THE PROBLEM: Repeat each line of the material below exactly as it appears, minus any pictures.

RECORDS FOR THE TASK:
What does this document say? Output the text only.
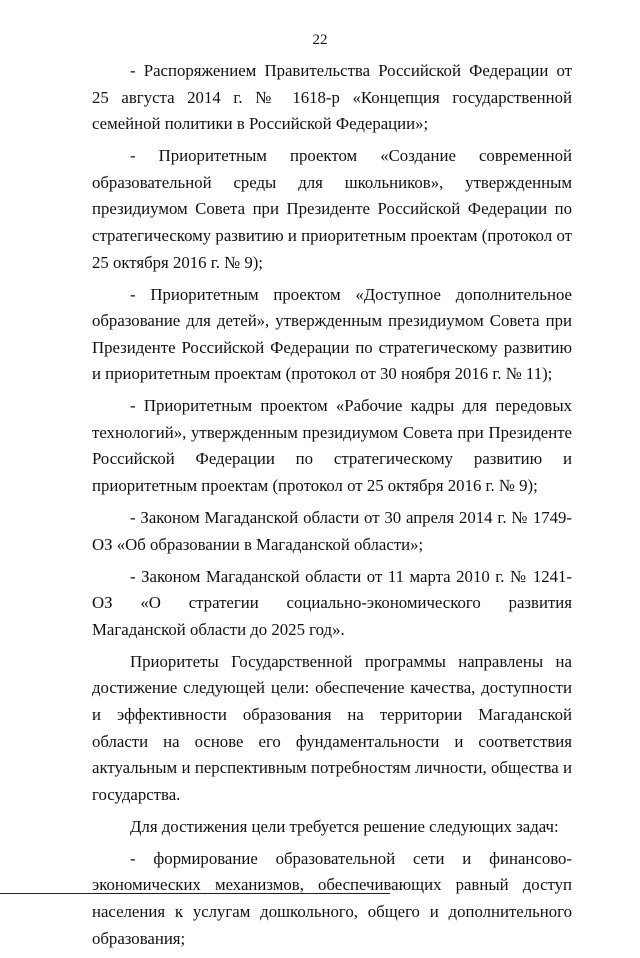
22

- Распоряжением Правительства Российской Федерации от 25 августа 2014 г. № 1618-р «Концепция государственной семейной политики в Российской Федерации»;

- Приоритетным проектом «Создание современной образовательной среды для школьников», утвержденным президиумом Совета при Президенте Российской Федерации по стратегическому развитию и приоритетным проектам (протокол от 25 октября 2016 г. № 9);

- Приоритетным проектом «Доступное дополнительное образование для детей», утвержденным президиумом Совета при Президенте Российской Федерации по стратегическому развитию и приоритетным проектам (протокол от 30 ноября 2016 г. № 11);

- Приоритетным проектом «Рабочие кадры для передовых технологий», утвержденным президиумом Совета при Президенте Российской Федерации по стратегическому развитию и приоритетным проектам (протокол от 25 октября 2016 г. № 9);

- Законом Магаданской области от 30 апреля 2014 г. № 1749-ОЗ «Об образовании в Магаданской области»;

- Законом Магаданской области от 11 марта 2010 г. № 1241-ОЗ «О стратегии социально-экономического развития Магаданской области до 2025 год».

Приоритеты Государственной программы направлены на достижение следующей цели: обеспечение качества, доступности и эффективности образования на территории Магаданской области на основе его фундаментальности и соответствия актуальным и перспективным потребностям личности, общества и государства.

Для достижения цели требуется решение следующих задач:

- формирование образовательной сети и финансово-экономических механизмов, обеспечивающих равный доступ населения к услугам дошкольного, общего и дополнительного образования;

WRITTEN SOLUTION:
What does this document say? Output the text only.
22

- Распоряжением Правительства Российской Федерации от 25 августа 2014 г. № 1618-р «Концепция государственной семейной политики в Российской Федерации»;

- Приоритетным проектом «Создание современной образовательной среды для школьников», утвержденным президиумом Совета при Президенте Российской Федерации по стратегическому развитию и приоритетным проектам (протокол от 25 октября 2016 г. № 9);

- Приоритетным проектом «Доступное дополнительное образование для детей», утвержденным президиумом Совета при Президенте Российской Федерации по стратегическому развитию и приоритетным проектам (протокол от 30 ноября 2016 г. № 11);

- Приоритетным проектом «Рабочие кадры для передовых технологий», утвержденным президиумом Совета при Президенте Российской Федерации по стратегическому развитию и приоритетным проектам (протокол от 25 октября 2016 г. № 9);

- Законом Магаданской области от 30 апреля 2014 г. № 1749-ОЗ «Об образовании в Магаданской области»;

- Законом Магаданской области от 11 марта 2010 г. № 1241-ОЗ «О стратегии социально-экономического развития Магаданской области до 2025 год».

Приоритеты Государственной программы направлены на достижение следующей цели: обеспечение качества, доступности и эффективности образования на территории Магаданской области на основе его фундаментальности и соответствия актуальным и перспективным потребностям личности, общества и государства.

Для достижения цели требуется решение следующих задач:

- формирование образовательной сети и финансово-экономических механизмов, обеспечивающих равный доступ населения к услугам дошкольного, общего и дополнительного образования;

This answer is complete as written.